Directive —
Count every line in the data below where "spadków" occurs, then state that number and nothing more.

►

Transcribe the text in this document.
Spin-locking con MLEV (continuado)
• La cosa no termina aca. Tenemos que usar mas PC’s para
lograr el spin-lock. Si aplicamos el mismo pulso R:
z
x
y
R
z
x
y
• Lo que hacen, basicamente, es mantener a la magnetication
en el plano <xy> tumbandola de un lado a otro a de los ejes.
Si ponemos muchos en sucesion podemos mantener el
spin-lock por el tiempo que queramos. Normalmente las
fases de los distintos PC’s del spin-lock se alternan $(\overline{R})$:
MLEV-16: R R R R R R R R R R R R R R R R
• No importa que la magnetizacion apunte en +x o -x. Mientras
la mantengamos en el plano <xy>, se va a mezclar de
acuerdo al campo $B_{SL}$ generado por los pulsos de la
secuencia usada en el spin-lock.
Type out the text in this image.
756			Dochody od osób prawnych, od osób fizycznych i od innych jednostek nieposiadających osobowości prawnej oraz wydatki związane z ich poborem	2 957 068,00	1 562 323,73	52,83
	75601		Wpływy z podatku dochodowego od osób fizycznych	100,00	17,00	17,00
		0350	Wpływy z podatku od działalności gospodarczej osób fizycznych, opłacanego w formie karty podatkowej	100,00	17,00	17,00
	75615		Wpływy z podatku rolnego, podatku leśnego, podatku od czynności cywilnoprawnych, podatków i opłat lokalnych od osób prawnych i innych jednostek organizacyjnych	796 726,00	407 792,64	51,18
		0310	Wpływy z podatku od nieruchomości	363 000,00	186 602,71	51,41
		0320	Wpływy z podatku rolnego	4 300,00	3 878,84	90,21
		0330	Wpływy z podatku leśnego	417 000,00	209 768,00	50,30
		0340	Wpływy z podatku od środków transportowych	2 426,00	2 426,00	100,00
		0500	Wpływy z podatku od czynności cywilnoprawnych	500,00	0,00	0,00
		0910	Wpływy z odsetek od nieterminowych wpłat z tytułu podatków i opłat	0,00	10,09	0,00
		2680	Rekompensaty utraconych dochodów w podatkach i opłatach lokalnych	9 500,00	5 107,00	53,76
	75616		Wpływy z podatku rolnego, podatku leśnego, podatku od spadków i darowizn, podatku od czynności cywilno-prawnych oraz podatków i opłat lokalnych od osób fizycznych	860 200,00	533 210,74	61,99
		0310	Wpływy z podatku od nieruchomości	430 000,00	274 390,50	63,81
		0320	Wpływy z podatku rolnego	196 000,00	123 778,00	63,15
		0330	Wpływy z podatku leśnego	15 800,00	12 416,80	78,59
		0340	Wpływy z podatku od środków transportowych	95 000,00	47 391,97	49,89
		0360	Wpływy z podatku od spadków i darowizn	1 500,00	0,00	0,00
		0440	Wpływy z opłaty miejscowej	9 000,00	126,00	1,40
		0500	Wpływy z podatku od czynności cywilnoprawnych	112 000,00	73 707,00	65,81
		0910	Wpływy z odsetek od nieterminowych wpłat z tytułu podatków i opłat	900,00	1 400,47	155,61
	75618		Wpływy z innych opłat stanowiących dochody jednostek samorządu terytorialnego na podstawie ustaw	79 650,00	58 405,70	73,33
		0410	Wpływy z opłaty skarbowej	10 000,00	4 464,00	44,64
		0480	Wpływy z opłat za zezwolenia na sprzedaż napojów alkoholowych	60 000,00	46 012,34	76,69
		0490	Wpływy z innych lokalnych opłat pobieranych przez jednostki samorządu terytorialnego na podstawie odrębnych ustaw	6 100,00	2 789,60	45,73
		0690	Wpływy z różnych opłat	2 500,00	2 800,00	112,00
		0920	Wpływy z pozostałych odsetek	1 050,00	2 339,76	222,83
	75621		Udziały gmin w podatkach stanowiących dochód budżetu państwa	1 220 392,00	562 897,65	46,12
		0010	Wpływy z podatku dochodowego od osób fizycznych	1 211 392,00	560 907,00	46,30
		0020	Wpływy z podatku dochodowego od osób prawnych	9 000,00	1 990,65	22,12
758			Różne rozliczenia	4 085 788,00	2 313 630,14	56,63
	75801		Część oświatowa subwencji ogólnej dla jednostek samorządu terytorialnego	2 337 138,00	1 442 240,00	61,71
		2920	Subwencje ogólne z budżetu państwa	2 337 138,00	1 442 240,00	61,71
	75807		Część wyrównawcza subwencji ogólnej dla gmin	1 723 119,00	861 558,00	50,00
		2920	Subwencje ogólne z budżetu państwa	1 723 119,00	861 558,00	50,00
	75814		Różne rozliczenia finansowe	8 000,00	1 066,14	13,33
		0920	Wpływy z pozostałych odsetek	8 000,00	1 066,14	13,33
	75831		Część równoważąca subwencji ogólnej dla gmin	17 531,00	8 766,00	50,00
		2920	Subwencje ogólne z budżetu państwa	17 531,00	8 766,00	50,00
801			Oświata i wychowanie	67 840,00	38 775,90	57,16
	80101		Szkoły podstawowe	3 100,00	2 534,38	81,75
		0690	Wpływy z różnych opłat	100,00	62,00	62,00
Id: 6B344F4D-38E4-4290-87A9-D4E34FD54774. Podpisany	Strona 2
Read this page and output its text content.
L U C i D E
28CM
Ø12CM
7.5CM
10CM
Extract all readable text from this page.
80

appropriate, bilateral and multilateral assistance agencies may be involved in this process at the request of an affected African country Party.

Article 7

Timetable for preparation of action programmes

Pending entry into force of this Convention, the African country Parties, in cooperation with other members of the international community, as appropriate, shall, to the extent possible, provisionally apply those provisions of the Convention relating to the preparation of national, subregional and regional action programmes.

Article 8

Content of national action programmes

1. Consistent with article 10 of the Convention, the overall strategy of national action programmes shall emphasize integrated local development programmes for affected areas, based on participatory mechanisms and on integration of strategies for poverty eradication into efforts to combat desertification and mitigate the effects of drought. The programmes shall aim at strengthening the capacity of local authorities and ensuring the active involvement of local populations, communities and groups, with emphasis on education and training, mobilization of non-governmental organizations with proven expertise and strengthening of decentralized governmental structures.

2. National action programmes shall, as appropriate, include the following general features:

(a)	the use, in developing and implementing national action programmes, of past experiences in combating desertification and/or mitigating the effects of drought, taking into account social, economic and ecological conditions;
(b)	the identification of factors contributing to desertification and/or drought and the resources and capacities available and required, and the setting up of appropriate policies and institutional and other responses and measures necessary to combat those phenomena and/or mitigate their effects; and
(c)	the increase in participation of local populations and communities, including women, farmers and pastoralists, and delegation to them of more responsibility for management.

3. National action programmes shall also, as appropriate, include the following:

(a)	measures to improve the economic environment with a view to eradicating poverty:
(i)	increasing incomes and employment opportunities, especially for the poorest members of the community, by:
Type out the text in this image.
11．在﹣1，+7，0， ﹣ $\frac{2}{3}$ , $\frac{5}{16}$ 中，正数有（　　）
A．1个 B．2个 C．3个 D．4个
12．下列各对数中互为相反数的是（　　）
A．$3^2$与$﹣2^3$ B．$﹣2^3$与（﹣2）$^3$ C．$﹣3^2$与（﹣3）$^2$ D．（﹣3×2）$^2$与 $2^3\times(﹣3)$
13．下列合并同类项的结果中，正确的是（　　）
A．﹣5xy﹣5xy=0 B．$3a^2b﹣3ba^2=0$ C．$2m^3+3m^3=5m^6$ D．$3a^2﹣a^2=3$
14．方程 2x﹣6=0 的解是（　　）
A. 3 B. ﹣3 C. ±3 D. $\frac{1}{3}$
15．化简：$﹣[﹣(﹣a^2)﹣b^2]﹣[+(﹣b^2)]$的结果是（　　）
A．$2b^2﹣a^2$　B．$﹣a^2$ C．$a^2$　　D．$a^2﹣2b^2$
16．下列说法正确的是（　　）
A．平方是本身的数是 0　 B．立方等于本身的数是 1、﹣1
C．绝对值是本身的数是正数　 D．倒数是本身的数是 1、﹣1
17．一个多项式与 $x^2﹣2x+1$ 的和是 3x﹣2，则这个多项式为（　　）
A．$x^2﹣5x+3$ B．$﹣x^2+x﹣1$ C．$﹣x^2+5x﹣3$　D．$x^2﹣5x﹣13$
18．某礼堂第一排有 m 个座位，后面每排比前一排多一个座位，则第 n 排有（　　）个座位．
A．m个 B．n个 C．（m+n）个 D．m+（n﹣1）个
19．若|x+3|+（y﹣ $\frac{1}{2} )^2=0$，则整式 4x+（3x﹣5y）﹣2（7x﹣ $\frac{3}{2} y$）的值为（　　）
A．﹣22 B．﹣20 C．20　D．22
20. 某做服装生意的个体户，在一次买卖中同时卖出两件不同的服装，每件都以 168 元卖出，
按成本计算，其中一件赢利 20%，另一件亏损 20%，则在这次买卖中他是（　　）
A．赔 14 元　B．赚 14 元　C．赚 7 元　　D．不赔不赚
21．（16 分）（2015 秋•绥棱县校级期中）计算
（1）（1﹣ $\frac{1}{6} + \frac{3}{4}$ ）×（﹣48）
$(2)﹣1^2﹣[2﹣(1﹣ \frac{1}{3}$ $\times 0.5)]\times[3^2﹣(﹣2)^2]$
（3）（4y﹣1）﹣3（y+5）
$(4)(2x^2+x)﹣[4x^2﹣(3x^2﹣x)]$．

◄

Written answer —
2